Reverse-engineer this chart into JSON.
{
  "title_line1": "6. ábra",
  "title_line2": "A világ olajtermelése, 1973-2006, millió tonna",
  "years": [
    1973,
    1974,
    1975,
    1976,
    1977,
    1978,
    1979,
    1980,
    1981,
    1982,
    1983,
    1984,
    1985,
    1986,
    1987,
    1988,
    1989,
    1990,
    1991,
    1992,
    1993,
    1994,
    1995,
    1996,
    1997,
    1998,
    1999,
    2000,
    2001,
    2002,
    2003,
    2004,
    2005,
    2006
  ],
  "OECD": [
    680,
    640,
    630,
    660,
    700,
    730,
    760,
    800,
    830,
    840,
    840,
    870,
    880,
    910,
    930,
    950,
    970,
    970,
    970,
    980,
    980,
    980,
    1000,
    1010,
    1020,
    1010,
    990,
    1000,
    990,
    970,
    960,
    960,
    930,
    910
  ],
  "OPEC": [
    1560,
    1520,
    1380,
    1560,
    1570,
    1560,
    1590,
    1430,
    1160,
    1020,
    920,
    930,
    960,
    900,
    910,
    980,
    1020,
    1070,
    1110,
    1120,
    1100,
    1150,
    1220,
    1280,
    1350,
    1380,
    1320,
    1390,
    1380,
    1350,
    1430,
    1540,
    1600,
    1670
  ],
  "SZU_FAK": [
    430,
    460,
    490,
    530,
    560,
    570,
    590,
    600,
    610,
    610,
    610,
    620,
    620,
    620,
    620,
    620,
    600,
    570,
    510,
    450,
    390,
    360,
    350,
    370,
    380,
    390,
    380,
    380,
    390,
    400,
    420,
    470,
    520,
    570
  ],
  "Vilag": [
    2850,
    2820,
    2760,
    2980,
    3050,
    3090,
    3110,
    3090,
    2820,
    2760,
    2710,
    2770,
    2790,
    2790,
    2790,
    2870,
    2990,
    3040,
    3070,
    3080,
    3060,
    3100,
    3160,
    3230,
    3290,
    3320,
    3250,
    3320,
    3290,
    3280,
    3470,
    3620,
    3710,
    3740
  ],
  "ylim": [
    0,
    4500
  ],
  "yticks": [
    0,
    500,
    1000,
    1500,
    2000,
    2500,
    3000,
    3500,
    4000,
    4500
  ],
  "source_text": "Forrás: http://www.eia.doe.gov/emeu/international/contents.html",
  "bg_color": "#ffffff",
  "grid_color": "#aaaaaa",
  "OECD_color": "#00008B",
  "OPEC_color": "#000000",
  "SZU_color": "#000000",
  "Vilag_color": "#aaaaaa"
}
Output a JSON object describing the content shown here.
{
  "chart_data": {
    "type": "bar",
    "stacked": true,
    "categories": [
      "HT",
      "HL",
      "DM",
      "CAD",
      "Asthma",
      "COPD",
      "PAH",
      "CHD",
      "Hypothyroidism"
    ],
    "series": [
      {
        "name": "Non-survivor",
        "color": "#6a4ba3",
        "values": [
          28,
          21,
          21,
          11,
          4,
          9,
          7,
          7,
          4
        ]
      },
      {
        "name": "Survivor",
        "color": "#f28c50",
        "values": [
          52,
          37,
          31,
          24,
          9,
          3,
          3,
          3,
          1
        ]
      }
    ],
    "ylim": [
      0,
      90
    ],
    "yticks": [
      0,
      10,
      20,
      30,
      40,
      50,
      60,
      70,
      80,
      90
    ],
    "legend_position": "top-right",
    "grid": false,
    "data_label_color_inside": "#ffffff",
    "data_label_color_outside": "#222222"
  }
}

· · ·

For the listing above, identify each line bearing "JSON".

> _Output of the exercise_:
Reverse-engineer this chart into JSON.
Output a JSON object describing the content shown here.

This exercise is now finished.